◆ Written instruction
Every record that follows must be duplicated exactly, with images left out.

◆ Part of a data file
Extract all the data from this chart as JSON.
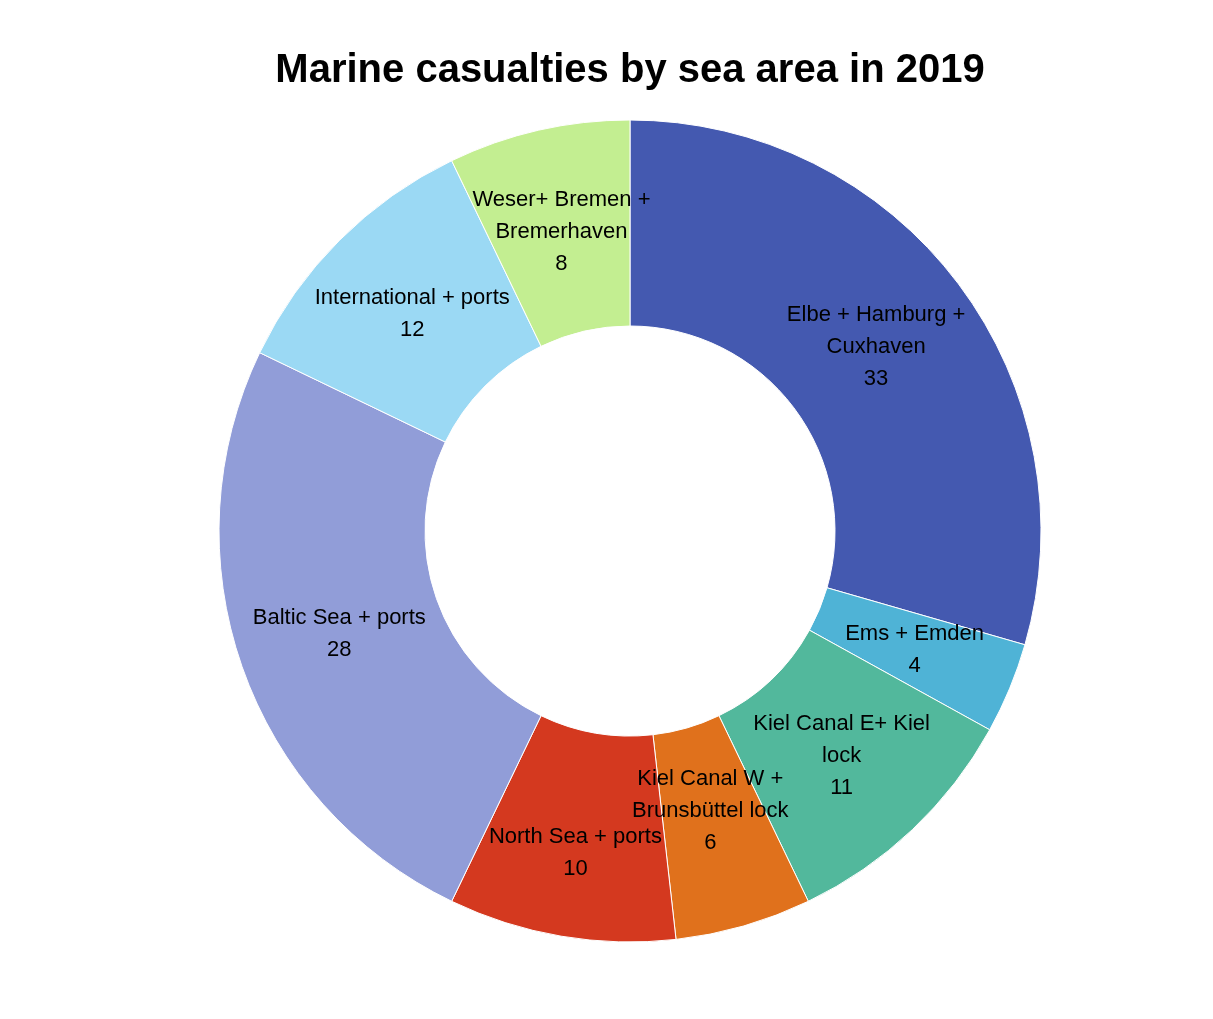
{
  "chart_data": {
    "type": "donut",
    "title": "Marine casualties by sea area in 2019",
    "categories": [
      "Elbe + Hamburg + Cuxhaven",
      "Ems + Emden",
      "Kiel Canal E+ Kiel lock",
      "Kiel Canal W + Brunsbüttel lock",
      "North Sea + ports",
      "Baltic Sea + ports",
      "International + ports",
      "Weser+ Bremen + Bremerhaven"
    ],
    "values": [
      33,
      4,
      11,
      6,
      10,
      28,
      12,
      8
    ],
    "colors": [
      "#4459b0",
      "#4fb3d6",
      "#52b89c",
      "#e0711c",
      "#d4391f",
      "#919dd8",
      "#9bd9f4",
      "#c3ee91"
    ],
    "data_labels": true
  }
}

◆ Answer to this problem
Extract all the data from this chart as JSON.
{
  "chart_data": {
    "type": "donut",
    "title": "Marine casualties by sea area in 2019",
    "categories": [
      "Elbe + Hamburg + Cuxhaven",
      "Ems + Emden",
      "Kiel Canal E+ Kiel lock",
      "Kiel Canal W + Brunsbüttel lock",
      "North Sea + ports",
      "Baltic Sea + ports",
      "International + ports",
      "Weser+ Bremen + Bremerhaven"
    ],
    "values": [
      33,
      4,
      11,
      6,
      10,
      28,
      12,
      8
    ],
    "colors": [
      "#4459b0",
      "#4fb3d6",
      "#52b89c",
      "#e0711c",
      "#d4391f",
      "#919dd8",
      "#9bd9f4",
      "#c3ee91"
    ],
    "data_labels": true
  }
}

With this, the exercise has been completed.